TEXTO EXTRAÍDO ::
####

En la foto, Fernando León de Aranoa,
retratado por Oscar Fernández Orengo.
Sorprende
cómo algunas cosas, en apariencia simples, pueden adquirir tantos matices.
El
silencio, por ejemplo.
…El
silencio del hablador vale doble, y el silencio de los mudos es muy distinto al
silencio de los tímidos: el primero es un silencio impuesto, pero en el segundo
hay siempre una flor a punto de brotar.
…Hay
silencios acusadores, silencios unánimes y silencios cómplices. Hay silencios
terribles, como el que sucede en la noche a los gritos de auxilio. Pero de
todos, quizá mi favorito sea el silencio de los cuentos, ese que llega siempre,
de manera inexorable, tras su última palabra.
¿Y
si fueran los libros los que eligen a los lectores, y no al revés?
…Quizá
juzgan a los compradores por su ropa, por el tono monocorde de su voz, por su
mirada inquieta; les juzgan por los libros que han tomado de otros estantes.

####

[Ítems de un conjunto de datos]
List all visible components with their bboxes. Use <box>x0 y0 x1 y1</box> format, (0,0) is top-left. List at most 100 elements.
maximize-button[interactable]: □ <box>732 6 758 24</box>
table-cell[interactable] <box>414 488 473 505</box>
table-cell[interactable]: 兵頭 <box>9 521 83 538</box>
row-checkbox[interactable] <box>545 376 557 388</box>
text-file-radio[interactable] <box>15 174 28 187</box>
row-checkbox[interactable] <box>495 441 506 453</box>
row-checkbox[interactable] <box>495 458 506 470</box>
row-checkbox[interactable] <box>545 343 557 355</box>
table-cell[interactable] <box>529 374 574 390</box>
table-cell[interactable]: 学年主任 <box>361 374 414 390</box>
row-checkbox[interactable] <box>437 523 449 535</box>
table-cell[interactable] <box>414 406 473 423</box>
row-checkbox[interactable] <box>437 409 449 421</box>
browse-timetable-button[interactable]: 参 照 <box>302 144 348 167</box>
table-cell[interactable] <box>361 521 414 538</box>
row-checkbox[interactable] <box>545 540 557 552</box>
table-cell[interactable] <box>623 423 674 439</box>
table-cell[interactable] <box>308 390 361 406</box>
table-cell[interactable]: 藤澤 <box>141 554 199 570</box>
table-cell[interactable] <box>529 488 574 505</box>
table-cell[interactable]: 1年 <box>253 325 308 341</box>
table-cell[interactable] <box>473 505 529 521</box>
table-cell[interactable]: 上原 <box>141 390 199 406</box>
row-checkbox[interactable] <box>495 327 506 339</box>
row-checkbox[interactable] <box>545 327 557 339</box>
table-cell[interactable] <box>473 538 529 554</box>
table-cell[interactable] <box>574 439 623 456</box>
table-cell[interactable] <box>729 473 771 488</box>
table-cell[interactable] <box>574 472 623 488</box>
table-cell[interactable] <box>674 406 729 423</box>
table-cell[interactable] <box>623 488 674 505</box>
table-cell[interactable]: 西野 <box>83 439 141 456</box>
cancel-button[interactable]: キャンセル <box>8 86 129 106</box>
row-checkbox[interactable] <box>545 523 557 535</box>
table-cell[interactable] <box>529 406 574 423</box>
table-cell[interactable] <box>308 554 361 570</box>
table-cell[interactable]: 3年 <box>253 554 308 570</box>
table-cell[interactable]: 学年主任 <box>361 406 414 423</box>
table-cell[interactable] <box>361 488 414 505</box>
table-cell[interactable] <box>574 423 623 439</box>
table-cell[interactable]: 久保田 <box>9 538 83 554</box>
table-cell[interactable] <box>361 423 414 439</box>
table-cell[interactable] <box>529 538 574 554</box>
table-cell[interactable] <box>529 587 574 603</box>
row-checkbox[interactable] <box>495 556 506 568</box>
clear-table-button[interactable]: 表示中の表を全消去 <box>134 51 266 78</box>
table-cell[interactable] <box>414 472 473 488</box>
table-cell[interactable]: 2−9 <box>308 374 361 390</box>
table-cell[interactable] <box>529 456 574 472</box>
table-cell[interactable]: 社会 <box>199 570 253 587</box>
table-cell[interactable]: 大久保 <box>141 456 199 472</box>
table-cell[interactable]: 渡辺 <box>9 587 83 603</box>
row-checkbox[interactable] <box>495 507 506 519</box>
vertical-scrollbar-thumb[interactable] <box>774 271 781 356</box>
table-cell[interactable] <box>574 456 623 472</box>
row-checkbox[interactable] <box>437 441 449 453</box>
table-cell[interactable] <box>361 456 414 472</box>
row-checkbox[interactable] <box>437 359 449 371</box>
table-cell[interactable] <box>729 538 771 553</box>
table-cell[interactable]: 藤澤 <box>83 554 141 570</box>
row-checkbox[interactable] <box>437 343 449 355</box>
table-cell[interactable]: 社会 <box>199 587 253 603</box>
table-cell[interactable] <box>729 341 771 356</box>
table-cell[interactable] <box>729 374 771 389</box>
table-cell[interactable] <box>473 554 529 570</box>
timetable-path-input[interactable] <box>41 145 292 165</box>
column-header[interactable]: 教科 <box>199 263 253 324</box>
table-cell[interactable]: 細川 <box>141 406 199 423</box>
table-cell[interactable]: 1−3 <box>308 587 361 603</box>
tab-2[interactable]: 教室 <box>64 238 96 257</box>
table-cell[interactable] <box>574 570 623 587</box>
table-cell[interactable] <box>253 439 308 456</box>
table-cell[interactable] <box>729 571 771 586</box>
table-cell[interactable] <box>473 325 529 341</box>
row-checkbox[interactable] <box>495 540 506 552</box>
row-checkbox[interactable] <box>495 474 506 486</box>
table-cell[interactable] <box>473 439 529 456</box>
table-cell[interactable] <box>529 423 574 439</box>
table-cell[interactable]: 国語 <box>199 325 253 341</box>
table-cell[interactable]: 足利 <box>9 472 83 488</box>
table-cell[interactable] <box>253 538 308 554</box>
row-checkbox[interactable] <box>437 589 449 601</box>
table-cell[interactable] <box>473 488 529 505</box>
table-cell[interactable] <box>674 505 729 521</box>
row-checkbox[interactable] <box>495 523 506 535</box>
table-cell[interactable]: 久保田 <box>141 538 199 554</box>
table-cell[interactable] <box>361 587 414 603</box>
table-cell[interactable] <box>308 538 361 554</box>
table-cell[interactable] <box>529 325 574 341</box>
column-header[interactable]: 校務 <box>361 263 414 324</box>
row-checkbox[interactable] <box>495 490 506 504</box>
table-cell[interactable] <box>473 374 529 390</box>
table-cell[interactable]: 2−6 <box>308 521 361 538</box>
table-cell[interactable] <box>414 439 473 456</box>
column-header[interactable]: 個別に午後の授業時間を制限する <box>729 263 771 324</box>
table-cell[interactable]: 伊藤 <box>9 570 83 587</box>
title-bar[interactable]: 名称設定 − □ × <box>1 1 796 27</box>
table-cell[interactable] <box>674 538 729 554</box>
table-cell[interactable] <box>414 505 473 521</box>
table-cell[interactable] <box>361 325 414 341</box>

####

TAREAS POR REALIZAR ::
1 – Indica si cada afirmación coincide con el texto sobre el silencio: (a) el silencio de los mudos es igual al de los tímidos; (b) hay silencios terribles que siguen a los gritos de auxilio; (c) el silencio del hablador vale doble. Responde sí o no y cita literalmente las palabras del texto que lo deciden.
2 – Convierte en una lista breve el párrafo del texto sobre el silencio que comienza con "Hay silencios acusadores" sin omitir sus datos principales.
3 – Copia sin cambios el tramo del texto sobre el silencio que va desde "En la foto, Fernando" hasta "silencio, por ejemplo.".

TAREAS RESUELTAS ::
1 –
(a) No: "el silencio de los mudos es muy distinto al silencio de los tímidos".
(b) Sí: "Hay silencios terribles, como el que sucede en la noche a los gritos de auxilio".
(c) Sí: "El silencio del hablador vale doble".

2 –
- Hay silencios acusadores, unánimes y cómplices.
- Algunos son terribles, como el que sucede en la noche a los gritos de auxilio.
- El favorito quizá sea el silencio de los cuentos, que llega siempre, de manera inexorable, tras su última palabra.

3 –
En la foto, Fernando León de Aranoa,
retratado por Oscar Fernández Orengo.
Sorprende
cómo algunas cosas, en apariencia simples, pueden adquirir tantos matices.
El
silencio, por ejemplo.